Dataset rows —
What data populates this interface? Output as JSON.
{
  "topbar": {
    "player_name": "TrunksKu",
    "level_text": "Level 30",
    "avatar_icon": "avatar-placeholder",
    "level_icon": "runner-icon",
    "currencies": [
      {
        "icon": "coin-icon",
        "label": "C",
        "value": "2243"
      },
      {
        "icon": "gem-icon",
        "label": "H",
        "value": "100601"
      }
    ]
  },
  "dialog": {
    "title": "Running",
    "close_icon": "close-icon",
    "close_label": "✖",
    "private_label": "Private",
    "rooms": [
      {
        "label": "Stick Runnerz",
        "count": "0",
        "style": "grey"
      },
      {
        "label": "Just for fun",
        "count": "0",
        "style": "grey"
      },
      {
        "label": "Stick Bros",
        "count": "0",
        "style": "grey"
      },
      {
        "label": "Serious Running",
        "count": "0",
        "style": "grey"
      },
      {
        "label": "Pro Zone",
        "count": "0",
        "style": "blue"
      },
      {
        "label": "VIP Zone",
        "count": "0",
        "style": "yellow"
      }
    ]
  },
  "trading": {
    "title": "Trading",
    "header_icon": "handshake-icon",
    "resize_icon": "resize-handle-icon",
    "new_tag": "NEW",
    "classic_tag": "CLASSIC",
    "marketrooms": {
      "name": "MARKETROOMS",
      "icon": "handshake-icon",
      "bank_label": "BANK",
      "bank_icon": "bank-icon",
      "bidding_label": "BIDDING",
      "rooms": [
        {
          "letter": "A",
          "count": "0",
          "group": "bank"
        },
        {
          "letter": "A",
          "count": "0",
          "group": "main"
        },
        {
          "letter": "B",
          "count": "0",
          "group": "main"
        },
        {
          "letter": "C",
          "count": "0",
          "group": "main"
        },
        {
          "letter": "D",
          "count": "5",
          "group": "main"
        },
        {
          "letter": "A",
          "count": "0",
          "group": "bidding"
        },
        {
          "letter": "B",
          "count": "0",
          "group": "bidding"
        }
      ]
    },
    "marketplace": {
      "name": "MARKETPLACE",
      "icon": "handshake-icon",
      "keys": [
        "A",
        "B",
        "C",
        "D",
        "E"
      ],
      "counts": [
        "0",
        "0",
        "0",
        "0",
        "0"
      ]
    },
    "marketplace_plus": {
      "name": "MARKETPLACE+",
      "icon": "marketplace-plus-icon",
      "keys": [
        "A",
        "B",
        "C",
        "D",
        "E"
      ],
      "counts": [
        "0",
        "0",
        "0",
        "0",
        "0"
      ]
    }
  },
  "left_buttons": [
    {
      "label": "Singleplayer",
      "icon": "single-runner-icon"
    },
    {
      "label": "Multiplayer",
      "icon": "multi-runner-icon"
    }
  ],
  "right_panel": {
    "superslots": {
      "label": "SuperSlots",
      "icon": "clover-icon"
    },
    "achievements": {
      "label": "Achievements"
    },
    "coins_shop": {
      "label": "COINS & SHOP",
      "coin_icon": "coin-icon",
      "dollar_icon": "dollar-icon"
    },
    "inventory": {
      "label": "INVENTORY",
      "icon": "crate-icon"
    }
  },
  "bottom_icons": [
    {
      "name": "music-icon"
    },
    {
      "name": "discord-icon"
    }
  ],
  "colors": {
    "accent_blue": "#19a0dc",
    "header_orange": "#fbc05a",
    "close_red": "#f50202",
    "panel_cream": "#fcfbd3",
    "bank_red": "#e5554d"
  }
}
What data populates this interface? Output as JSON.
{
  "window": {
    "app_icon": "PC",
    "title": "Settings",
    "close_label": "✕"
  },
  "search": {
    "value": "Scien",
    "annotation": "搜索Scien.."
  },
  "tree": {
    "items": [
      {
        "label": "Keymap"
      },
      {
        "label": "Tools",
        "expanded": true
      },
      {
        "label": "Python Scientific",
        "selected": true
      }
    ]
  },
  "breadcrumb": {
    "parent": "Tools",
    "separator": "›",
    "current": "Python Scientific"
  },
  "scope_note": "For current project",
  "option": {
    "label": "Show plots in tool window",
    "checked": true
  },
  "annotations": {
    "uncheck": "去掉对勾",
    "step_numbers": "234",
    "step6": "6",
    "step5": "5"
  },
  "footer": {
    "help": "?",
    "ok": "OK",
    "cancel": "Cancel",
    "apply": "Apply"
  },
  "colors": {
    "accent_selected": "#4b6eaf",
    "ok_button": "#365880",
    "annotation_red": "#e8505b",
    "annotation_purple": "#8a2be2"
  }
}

EXERCISE TASK —
Copy out each record from above, exactly.

RIGHT ANSWER —
What data populates this interface? Output as JSON.
{
  "topbar": {
    "player_name": "TrunksKu",
    "level_text": "Level 30",
    "avatar_icon": "avatar-placeholder",
    "level_icon": "runner-icon",
    "currencies": [
      {
        "icon": "coin-icon",
        "label": "C",
        "value": "2243"
      },
      {
        "icon": "gem-icon",
        "label": "H",
        "value": "100601"
      }
    ]
  },
  "dialog": {
    "title": "Running",
    "close_icon": "close-icon",
    "close_label": "✖",
    "private_label": "Private",
    "rooms": [
      {
        "label": "Stick Runnerz",
        "count": "0",
        "style": "grey"
      },
      {
        "label": "Just for fun",
        "count": "0",
        "style": "grey"
      },
      {
        "label": "Stick Bros",
        "count": "0",
        "style": "grey"
      },
      {
        "label": "Serious Running",
        "count": "0",
        "style": "grey"
      },
      {
        "label": "Pro Zone",
        "count": "0",
        "style": "blue"
      },
      {
        "label": "VIP Zone",
        "count": "0",
        "style": "yellow"
      }
    ]
  },
  "trading": {
    "title": "Trading",
    "header_icon": "handshake-icon",
    "resize_icon": "resize-handle-icon",
    "new_tag": "NEW",
    "classic_tag": "CLASSIC",
    "marketrooms": {
      "name": "MARKETROOMS",
      "icon": "handshake-icon",
      "bank_label": "BANK",
      "bank_icon": "bank-icon",
      "bidding_label": "BIDDING",
      "rooms": [
        {
          "letter": "A",
          "count": "0",
          "group": "bank"
        },
        {
          "letter": "A",
          "count": "0",
          "group": "main"
        },
        {
          "letter": "B",
          "count": "0",
          "group": "main"
        },
        {
          "letter": "C",
          "count": "0",
          "group": "main"
        },
        {
          "letter": "D",
          "count": "5",
          "group": "main"
        },
        {
          "letter": "A",
          "count": "0",
          "group": "bidding"
        },
        {
          "letter": "B",
          "count": "0",
          "group": "bidding"
        }
      ]
    },
    "marketplace": {
      "name": "MARKETPLACE",
      "icon": "handshake-icon",
      "keys": [
        "A",
        "B",
        "C",
        "D",
        "E"
      ],
      "counts": [
        "0",
        "0",
        "0",
        "0",
        "0"
      ]
    },
    "marketplace_plus": {
      "name": "MARKETPLACE+",
      "icon": "marketplace-plus-icon",
      "keys": [
        "A",
        "B",
        "C",
        "D",
        "E"
      ],
      "counts": [
        "0",
        "0",
        "0",
        "0",
        "0"
      ]
    }
  },
  "left_buttons": [
    {
      "label": "Singleplayer",
      "icon": "single-runner-icon"
    },
    {
      "label": "Multiplayer",
      "icon": "multi-runner-icon"
    }
  ],
  "right_panel": {
    "superslots": {
      "label": "SuperSlots",
      "icon": "clover-icon"
    },
    "achievements": {
      "label": "Achievements"
    },
    "coins_shop": {
      "label": "COINS & SHOP",
      "coin_icon": "coin-icon",
      "dollar_icon": "dollar-icon"
    },
    "inventory": {
      "label": "INVENTORY",
      "icon": "crate-icon"
    }
  },
  "bottom_icons": [
    {
      "name": "music-icon"
    },
    {
      "name": "discord-icon"
    }
  ],
  "colors": {
    "accent_blue": "#19a0dc",
    "header_orange": "#fbc05a",
    "close_red": "#f50202",
    "panel_cream": "#fcfbd3",
    "bank_red": "#e5554d"
  }
}
What data populates this interface? Output as JSON.
{
  "window": {
    "app_icon": "PC",
    "title": "Settings",
    "close_label": "✕"
  },
  "search": {
    "value": "Scien",
    "annotation": "搜索Scien.."
  },
  "tree": {
    "items": [
      {
        "label": "Keymap"
      },
      {
        "label": "Tools",
        "expanded": true
      },
      {
        "label": "Python Scientific",
        "selected": true
      }
    ]
  },
  "breadcrumb": {
    "parent": "Tools",
    "separator": "›",
    "current": "Python Scientific"
  },
  "scope_note": "For current project",
  "option": {
    "label": "Show plots in tool window",
    "checked": true
  },
  "annotations": {
    "uncheck": "去掉对勾",
    "step_numbers": "234",
    "step6": "6",
    "step5": "5"
  },
  "footer": {
    "help": "?",
    "ok": "OK",
    "cancel": "Cancel",
    "apply": "Apply"
  },
  "colors": {
    "accent_selected": "#4b6eaf",
    "ok_button": "#365880",
    "annotation_red": "#e8505b",
    "annotation_purple": "#8a2be2"
  }
}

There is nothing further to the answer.